***** DATA LINES *****

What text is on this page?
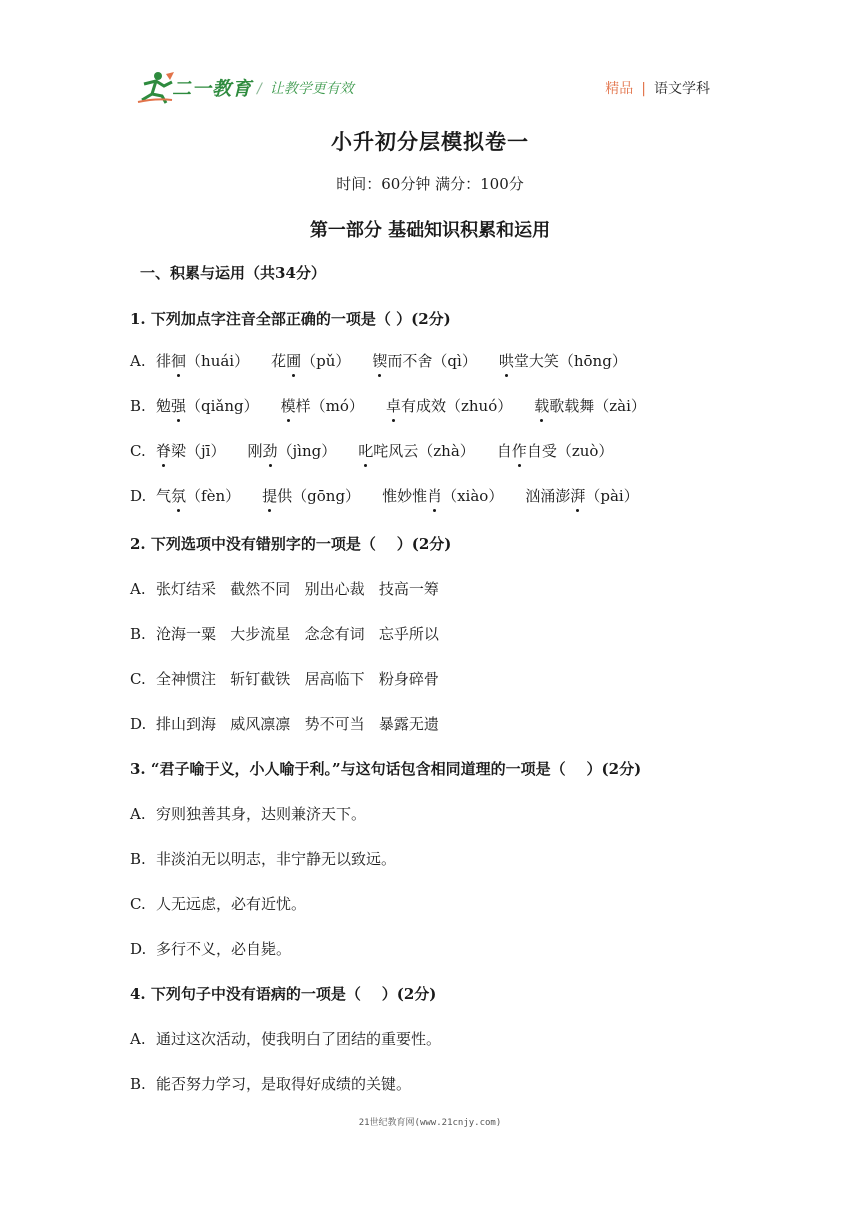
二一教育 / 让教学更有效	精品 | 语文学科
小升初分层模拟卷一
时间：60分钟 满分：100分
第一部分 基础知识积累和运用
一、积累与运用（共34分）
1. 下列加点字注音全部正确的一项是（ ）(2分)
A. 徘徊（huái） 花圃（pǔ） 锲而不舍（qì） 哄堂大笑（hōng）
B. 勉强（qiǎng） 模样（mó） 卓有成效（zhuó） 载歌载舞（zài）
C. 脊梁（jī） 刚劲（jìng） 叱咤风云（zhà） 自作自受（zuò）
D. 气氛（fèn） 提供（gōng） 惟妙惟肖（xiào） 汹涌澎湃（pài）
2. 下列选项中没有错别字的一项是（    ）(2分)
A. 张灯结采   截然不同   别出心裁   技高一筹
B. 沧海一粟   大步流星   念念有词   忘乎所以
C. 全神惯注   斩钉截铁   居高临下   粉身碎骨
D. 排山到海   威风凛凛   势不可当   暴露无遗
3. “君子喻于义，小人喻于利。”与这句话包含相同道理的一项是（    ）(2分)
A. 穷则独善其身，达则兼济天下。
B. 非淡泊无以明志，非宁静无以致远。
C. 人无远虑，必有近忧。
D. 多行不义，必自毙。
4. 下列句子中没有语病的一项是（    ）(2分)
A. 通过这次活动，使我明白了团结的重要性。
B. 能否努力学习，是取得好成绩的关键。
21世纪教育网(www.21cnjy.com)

*****

• **STATED EXERCISE**: Reproduce the records, all of them, word for word; omit the pictures.

• **FINAL RESULT**:
What text is on this page?
二一教育 / 让教学更有效	精品 | 语文学科
小升初分层模拟卷一
时间：60分钟 满分：100分
第一部分 基础知识积累和运用
一、积累与运用（共34分）
1. 下列加点字注音全部正确的一项是（ ）(2分)
A. 徘徊（huái） 花圃（pǔ） 锲而不舍（qì） 哄堂大笑（hōng）
B. 勉强（qiǎng） 模样（mó） 卓有成效（zhuó） 载歌载舞（zài）
C. 脊梁（jī） 刚劲（jìng） 叱咤风云（zhà） 自作自受（zuò）
D. 气氛（fèn） 提供（gōng） 惟妙惟肖（xiào） 汹涌澎湃（pài）
2. 下列选项中没有错别字的一项是（    ）(2分)
A. 张灯结采   截然不同   别出心裁   技高一筹
B. 沧海一粟   大步流星   念念有词   忘乎所以
C. 全神惯注   斩钉截铁   居高临下   粉身碎骨
D. 排山到海   威风凛凛   势不可当   暴露无遗
3. “君子喻于义，小人喻于利。”与这句话包含相同道理的一项是（    ）(2分)
A. 穷则独善其身，达则兼济天下。
B. 非淡泊无以明志，非宁静无以致远。
C. 人无远虑，必有近忧。
D. 多行不义，必自毙。
4. 下列句子中没有语病的一项是（    ）(2分)
A. 通过这次活动，使我明白了团结的重要性。
B. 能否努力学习，是取得好成绩的关键。
21世纪教育网(www.21cnjy.com)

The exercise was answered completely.